**DOCUMENT SECTION**.
NAMPA -- As one of six ID21 Award winners, The J.A. and Kathryn Albertson Foundation is awarding Idaho Arts Charter with a $50,000 prize. The awards come after the 2011-2012 ED Sessions speaker series, and each award-winner exemplifies topics from the series.
The six schools are being awarded prize money after a months-long nomination and application process. The ID21 Awards recognize education programs that are sustainable, replicable and challenge assumptions about traditional learning methods.
Idaho Arts Charter is a public, low-income school (60% of students qualify for free or reduced lunch). Even with budget constraints, administrators and teachers say they have creatively stretched resources to make sure every student gets a unique and quality education.
Starting in elementary school, arts and technology are incorporated into every class, like drawing on smartboards for math lessons. High school students take specialized classes, like jazz band, choir, art, and dance.

**EXERCISE AIM**. Reproduce word for word the passage of the Idaho Arts Charter award article from "The six schools" up to and including "art, and dance.".

**DATASET SECTION**.
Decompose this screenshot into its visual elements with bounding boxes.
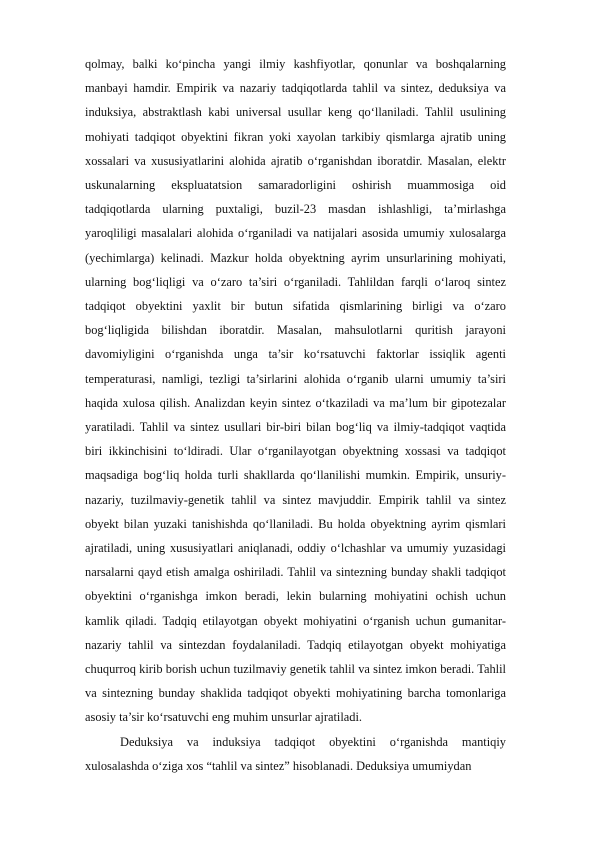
paragraph-2: Deduksiya va induksiya tadqiqot obyektini o‘rganishda mantiqiy xulosalashda o‘ziga xos “tahlil va sintez” hisoblanadi. Deduksiya umumiydan bbox=[85, 734, 506, 773]
paragraph-1: qolmay, balki ko‘pincha yangi ilmiy kashfiyotlar, qonunlar va boshqalarning manbayi hamdir. Empirik va nazariy tadqiqotlarda tahlil va sintez, deduksiya va induksiya, abstraktlash kabi universal usullar keng qo‘llaniladi. Tahlil usulining mohiyati tadqiqot obyektini fikran yoki xayolan tarkibiy qismlarga ajratib uning xossalari va xususiyatlarini alohida ajratib o‘rganishdan iboratdir. Masalan, elektr uskunalarning ekspluatatsion samaradorligini oshirish muammosiga oid tadqiqotlarda ularning puxtaligi, buzil-23 masdan ishlashligi, ta’mirlashga yaroqliligi masalalari alohida o‘rganiladi va natijalari asosida umumiy xulosalarga (yechimlarga) kelinadi. Mazkur holda obyektning ayrim unsurlarining mohiyati, ularning bog‘liqligi va o‘zaro ta’siri o‘rganiladi. Tahlildan farqli o‘laroq sintez tadqiqot obyektini yaxlit bir butun sifatida qismlarining birligi va o‘zaro bog‘liqligida bilishdan iboratdir. Masalan, mahsulotlarni quritish jarayoni davomiyligini o‘rganishda unga ta’sir ko‘rsatuvchi faktorlar issiqlik agenti temperaturasi, namligi, tezligi ta’sirlarini alohida o‘rganib ularni umumiy ta’siri haqida xulosa qilish. Analizdan keyin sintez o‘tkaziladi va ma’lum bir gipotezalar yaratiladi. Tahlil va sintez usullari bir-biri bilan bog‘liq va ilmiy-tadqiqot vaqtida biri ikkinchisini to‘ldiradi. Ular o‘rganilayotgan obyektning xossasi va tadqiqot maqsadiga bog‘liq holda turli shakllarda qo‘llanilishi mumkin. Empirik, unsuriy-nazariy, tuzilmaviy-genetik tahlil va sintez mavjuddir. Empirik tahlil va sintez obyekt bilan yuzaki tanishishda qo‘llaniladi. Bu holda obyektning ayrim qismlari ajratiladi, uning xususiyatlari aniqlanadi, oddiy o‘lchashlar va umumiy yuzasidagi narsalarni qayd etish amalga oshiriladi. Tahlil va sintezning bunday shakli tadqiqot obyektini o‘rganishga imkon beradi, lekin bularning mohiyatini ochish uchun kamlik qiladi. Tadqiq etilayotgan obyekt mohiyatini o‘rganish uchun gumanitar-nazariy tahlil va sintezdan foydalaniladi. Tadqiq etilayotgan obyekt mohiyatiga chuqurroq kirib borish uchun tuzilmaviy genetik tahlil va sintez imkon beradi. Tahlil va sintezning bunday shaklida tadqiqot obyekti mohiyatining barcha tomonlariga asosiy ta’sir ko‘rsatuvchi eng muhim unsurlar ajratiladi. bbox=[85, 57, 506, 725]
document-page bbox=[85, 52, 506, 778]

**EXPECTED ANSWER**.
The six schools are being awarded prize money after a months-long nomination and application process. The ID21 Awards recognize education programs that are sustainable, replicable and challenge assumptions about traditional learning methods.
Idaho Arts Charter is a public, low-income school (60% of students qualify for free or reduced lunch). Even with budget constraints, administrators and teachers say they have creatively stretched resources to make sure every student gets a unique and quality education.
Starting in elementary school, arts and technology are incorporated into every class, like drawing on smartboards for math lessons. High school students take specialized classes, like jazz band, choir, art, and dance.